• What is expected: Return a copy of each line that holds the string "this".

• Material provided:
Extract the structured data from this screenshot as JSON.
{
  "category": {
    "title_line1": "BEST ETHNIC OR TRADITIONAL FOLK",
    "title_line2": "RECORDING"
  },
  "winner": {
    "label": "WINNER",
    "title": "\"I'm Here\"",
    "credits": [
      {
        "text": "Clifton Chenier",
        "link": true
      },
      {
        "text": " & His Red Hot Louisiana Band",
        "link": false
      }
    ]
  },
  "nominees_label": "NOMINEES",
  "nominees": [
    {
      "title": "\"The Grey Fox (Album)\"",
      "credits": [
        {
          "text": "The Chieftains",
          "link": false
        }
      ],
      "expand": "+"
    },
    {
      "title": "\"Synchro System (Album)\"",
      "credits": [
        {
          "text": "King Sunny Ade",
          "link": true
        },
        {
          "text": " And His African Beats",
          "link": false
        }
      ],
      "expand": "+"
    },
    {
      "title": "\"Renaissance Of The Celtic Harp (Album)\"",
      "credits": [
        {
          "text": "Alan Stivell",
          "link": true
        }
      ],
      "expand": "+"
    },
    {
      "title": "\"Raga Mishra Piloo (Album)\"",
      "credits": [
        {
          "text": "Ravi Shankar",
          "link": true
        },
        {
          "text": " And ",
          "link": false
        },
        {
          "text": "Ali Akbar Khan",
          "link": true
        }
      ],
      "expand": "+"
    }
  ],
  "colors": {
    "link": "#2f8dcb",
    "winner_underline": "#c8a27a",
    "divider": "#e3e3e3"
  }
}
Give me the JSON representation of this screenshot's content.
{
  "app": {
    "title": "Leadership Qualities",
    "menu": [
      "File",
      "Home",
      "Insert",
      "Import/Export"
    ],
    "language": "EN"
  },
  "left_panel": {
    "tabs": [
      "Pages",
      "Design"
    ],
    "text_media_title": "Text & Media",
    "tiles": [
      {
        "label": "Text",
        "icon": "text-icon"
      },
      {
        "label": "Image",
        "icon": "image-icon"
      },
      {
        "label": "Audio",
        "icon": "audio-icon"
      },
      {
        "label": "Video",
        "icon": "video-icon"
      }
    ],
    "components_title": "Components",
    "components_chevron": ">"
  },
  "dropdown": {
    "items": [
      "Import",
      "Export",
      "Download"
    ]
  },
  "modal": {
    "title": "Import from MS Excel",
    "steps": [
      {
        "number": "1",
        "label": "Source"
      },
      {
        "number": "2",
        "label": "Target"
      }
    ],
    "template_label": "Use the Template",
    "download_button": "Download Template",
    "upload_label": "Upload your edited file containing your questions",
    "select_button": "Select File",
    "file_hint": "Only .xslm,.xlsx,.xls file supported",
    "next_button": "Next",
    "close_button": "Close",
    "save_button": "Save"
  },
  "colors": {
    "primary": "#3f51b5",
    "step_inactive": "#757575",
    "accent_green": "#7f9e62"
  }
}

• Task response:
Extract the structured data from this screenshot as JSON.
Give me the JSON representation of this screenshot's content.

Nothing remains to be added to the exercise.